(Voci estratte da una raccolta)
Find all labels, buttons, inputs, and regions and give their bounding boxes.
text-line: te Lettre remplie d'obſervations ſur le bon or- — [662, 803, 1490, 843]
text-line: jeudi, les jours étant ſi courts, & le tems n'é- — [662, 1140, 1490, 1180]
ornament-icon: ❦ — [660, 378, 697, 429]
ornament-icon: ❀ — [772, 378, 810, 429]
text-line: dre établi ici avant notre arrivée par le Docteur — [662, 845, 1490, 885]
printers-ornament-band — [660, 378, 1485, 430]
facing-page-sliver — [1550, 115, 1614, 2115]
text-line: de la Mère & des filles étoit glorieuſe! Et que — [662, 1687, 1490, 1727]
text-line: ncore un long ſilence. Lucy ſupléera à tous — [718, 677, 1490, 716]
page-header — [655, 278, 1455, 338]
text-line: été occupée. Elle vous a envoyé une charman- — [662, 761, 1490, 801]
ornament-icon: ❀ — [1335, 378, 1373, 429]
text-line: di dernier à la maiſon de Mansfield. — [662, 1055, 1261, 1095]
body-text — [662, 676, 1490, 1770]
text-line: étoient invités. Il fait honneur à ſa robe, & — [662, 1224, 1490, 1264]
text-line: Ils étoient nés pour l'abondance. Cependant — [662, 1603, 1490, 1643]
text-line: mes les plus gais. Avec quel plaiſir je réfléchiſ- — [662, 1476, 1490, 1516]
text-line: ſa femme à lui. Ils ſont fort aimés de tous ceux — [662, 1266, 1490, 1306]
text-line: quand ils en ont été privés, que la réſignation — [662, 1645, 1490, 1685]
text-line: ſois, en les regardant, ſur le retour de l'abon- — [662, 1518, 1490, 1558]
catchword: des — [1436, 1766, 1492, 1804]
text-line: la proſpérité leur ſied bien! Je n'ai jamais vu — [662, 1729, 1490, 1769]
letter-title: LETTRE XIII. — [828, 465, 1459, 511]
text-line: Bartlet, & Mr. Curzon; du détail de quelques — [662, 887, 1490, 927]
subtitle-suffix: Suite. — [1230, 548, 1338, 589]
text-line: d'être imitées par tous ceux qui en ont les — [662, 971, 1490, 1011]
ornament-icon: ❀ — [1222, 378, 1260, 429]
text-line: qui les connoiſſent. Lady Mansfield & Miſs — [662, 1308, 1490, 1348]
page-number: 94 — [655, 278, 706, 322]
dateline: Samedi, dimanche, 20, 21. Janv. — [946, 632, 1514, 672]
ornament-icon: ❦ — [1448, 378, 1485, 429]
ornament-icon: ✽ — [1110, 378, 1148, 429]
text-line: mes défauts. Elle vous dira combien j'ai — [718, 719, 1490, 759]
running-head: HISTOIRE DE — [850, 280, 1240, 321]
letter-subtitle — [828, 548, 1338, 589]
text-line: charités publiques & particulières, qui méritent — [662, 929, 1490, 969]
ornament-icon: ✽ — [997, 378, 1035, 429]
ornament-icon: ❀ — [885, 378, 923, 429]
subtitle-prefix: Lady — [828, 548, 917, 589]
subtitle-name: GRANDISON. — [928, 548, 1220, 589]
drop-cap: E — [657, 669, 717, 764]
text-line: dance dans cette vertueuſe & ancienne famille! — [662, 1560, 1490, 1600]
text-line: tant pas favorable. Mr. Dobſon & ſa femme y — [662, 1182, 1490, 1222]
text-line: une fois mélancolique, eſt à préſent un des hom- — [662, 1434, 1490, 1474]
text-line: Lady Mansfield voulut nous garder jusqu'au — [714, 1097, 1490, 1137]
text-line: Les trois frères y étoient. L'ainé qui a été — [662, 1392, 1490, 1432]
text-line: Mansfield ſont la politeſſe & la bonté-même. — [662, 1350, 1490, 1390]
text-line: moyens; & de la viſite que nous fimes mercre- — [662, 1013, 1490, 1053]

= Il tuo obiettivo =
Converti tutte le voci qui sopra in una tabella Markdown con le colonne «N.» e «Riga»: nella prima il numero progressivo, nella seconda la riga, tralasciando le righe vuote. Per favore, includi ogni voce.

= Risposta scritta =
| N. | Riga |
|---|---|
| 1 | Find all labels, buttons, inputs, and regions and give their bounding boxes. |
| 2 | text-line: te Lettre remplie d'obſervations ſur le bon or- — [662, 803, 1490, 843] |
| 3 | text-line: jeudi, les jours étant ſi courts, & le tems n'é- — [662, 1140, 1490, 1180] |
| 4 | ornament-icon: ❦ — [660, 378, 697, 429] |
| 5 | ornament-icon: ❀ — [772, 378, 810, 429] |
| 6 | text-line: dre établi ici avant notre arrivée par le Docteur — [662, 845, 1490, 885] |
| 7 | printers-ornament-band — [660, 378, 1485, 430] |
| 8 | facing-page-sliver — [1550, 115, 1614, 2115] |
| 9 | text-line: de la Mère & des filles étoit glorieuſe! Et que — [662, 1687, 1490, 1727] |
| 10 | text-line: ncore un long ſilence. Lucy ſupléera à tous — [718, 677, 1490, 716] |
| 11 | page-header — [655, 278, 1455, 338] |
| 12 | text-line: été occupée. Elle vous a envoyé une charman- — [662, 761, 1490, 801] |
| 13 | ornament-icon: ❀ — [1335, 378, 1373, 429] |
| 14 | text-line: di dernier à la maiſon de Mansfield. — [662, 1055, 1261, 1095] |
| 15 | body-text — [662, 676, 1490, 1770] |
| 16 | text-line: étoient invités. Il fait honneur à ſa robe, & — [662, 1224, 1490, 1264] |
| 17 | text-line: Ils étoient nés pour l'abondance. Cependant — [662, 1603, 1490, 1643] |
| 18 | text-line: mes les plus gais. Avec quel plaiſir je réfléchiſ- — [662, 1476, 1490, 1516] |
| 19 | text-line: ſa femme à lui. Ils ſont fort aimés de tous ceux — [662, 1266, 1490, 1306] |
| 20 | text-line: quand ils en ont été privés, que la réſignation — [662, 1645, 1490, 1685] |
| 21 | text-line: ſois, en les regardant, ſur le retour de l'abon- — [662, 1518, 1490, 1558] |
| 22 | catchword: des — [1436, 1766, 1492, 1804] |
| 23 | text-line: la proſpérité leur ſied bien! Je n'ai jamais vu — [662, 1729, 1490, 1769] |
| 24 | letter-title: LETTRE XIII. — [828, 465, 1459, 511] |
| 25 | text-line: Bartlet, & Mr. Curzon; du détail de quelques — [662, 887, 1490, 927] |
| 26 | subtitle-suffix: Suite. — [1230, 548, 1338, 589] |
| 27 | text-line: d'être imitées par tous ceux qui en ont les — [662, 971, 1490, 1011] |
| 28 | ornament-icon: ❀ — [1222, 378, 1260, 429] |
| 29 | text-line: qui les connoiſſent. Lady Mansfield & Miſs — [662, 1308, 1490, 1348] |
| 30 | page-number: 94 — [655, 278, 706, 322] |
| 31 | dateline: Samedi, dimanche, 20, 21. Janv. — [946, 632, 1514, 672] |
| 32 | ornament-icon: ❦ — [1448, 378, 1485, 429] |
| 33 | ornament-icon: ✽ — [1110, 378, 1148, 429] |
| 34 | text-line: mes défauts. Elle vous dira combien j'ai — [718, 719, 1490, 759] |
| 35 | running-head: HISTOIRE DE — [850, 280, 1240, 321] |
| 36 | letter-subtitle — [828, 548, 1338, 589] |
| 37 | text-line: charités publiques & particulières, qui méritent — [662, 929, 1490, 969] |
| 38 | ornament-icon: ✽ — [997, 378, 1035, 429] |
| 39 | ornament-icon: ❀ — [885, 378, 923, 429] |
| 40 | subtitle-prefix: Lady — [828, 548, 917, 589] |
| 41 | subtitle-name: GRANDISON. — [928, 548, 1220, 589] |
| 42 | drop-cap: E — [657, 669, 717, 764] |
| 43 | text-line: dance dans cette vertueuſe & ancienne famille! — [662, 1560, 1490, 1600] |
| 44 | text-line: tant pas favorable. Mr. Dobſon & ſa femme y — [662, 1182, 1490, 1222] |
| 45 | text-line: une fois mélancolique, eſt à préſent un des hom- — [662, 1434, 1490, 1474] |
| 46 | text-line: Lady Mansfield voulut nous garder jusqu'au — [714, 1097, 1490, 1137] |
| 47 | text-line: Les trois frères y étoient. L'ainé qui a été — [662, 1392, 1490, 1432] |
| 48 | text-line: Mansfield ſont la politeſſe & la bonté-même. — [662, 1350, 1490, 1390] |
| 49 | text-line: moyens; & de la viſite que nous fimes mercre- — [662, 1013, 1490, 1053] |